GIVEN PROBLEM: Count how many lines contain "name" and reply with that number only.

DATA LISTING:

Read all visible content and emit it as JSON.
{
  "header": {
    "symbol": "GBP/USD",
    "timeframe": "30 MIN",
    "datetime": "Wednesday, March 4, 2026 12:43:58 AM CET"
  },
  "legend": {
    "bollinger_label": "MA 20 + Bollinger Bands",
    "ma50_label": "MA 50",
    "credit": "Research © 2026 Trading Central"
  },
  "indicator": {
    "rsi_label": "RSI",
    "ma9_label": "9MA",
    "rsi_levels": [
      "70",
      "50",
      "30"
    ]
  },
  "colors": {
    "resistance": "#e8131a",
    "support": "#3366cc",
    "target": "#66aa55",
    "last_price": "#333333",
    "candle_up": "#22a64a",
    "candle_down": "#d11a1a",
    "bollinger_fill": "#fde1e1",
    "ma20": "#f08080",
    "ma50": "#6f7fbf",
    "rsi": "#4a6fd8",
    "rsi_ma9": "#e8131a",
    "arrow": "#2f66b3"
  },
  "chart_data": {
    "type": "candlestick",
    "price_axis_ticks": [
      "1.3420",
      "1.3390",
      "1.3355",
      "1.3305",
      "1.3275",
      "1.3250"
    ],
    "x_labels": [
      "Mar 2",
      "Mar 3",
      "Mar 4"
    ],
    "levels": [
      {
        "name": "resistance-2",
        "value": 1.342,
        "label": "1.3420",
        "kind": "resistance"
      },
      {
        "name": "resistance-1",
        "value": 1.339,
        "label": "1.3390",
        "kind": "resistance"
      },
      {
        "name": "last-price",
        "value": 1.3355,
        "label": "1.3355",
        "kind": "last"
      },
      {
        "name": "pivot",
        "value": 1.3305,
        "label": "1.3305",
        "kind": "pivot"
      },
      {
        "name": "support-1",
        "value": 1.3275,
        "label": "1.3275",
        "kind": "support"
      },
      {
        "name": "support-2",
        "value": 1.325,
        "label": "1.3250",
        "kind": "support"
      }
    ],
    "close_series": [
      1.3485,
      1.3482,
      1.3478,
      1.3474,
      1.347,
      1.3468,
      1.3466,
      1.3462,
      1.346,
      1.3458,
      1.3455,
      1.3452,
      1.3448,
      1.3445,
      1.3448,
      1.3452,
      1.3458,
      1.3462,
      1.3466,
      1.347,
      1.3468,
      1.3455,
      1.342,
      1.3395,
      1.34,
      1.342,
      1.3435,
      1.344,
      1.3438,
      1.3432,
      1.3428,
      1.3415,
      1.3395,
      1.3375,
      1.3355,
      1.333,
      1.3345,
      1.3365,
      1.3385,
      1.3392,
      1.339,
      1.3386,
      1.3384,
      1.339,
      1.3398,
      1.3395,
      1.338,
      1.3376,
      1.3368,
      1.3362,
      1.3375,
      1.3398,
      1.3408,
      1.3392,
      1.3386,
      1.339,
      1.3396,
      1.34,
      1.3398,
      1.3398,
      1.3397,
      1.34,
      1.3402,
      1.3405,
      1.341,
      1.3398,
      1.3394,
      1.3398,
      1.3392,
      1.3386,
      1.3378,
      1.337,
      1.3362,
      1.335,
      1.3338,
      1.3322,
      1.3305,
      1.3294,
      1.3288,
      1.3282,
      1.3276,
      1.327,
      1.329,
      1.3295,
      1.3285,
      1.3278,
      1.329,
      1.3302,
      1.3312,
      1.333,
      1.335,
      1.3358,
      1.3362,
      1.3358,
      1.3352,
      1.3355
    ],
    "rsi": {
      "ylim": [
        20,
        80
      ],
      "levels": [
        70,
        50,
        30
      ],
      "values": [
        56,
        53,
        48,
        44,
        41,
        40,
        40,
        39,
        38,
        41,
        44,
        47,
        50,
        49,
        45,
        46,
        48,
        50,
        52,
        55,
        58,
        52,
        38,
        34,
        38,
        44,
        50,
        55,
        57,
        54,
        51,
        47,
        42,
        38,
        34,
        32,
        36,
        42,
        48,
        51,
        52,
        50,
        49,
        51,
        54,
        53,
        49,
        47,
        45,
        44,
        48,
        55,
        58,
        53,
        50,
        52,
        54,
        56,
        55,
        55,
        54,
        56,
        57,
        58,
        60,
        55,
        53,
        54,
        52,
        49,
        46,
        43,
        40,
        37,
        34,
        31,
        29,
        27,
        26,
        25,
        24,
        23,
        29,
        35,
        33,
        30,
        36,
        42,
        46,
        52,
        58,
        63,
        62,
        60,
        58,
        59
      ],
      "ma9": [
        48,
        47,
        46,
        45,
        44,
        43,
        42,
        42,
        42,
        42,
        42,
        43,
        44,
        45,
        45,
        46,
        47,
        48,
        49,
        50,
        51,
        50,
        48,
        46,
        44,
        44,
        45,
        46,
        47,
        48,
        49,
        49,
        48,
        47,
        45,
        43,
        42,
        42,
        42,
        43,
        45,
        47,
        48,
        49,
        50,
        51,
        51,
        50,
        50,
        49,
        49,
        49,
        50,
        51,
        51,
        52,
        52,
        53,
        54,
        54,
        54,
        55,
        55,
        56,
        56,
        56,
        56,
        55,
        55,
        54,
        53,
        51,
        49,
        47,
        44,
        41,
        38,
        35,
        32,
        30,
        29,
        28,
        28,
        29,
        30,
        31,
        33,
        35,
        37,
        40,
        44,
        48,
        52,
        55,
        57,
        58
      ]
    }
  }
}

SOLUTION FOR THIS EXERCISE: 6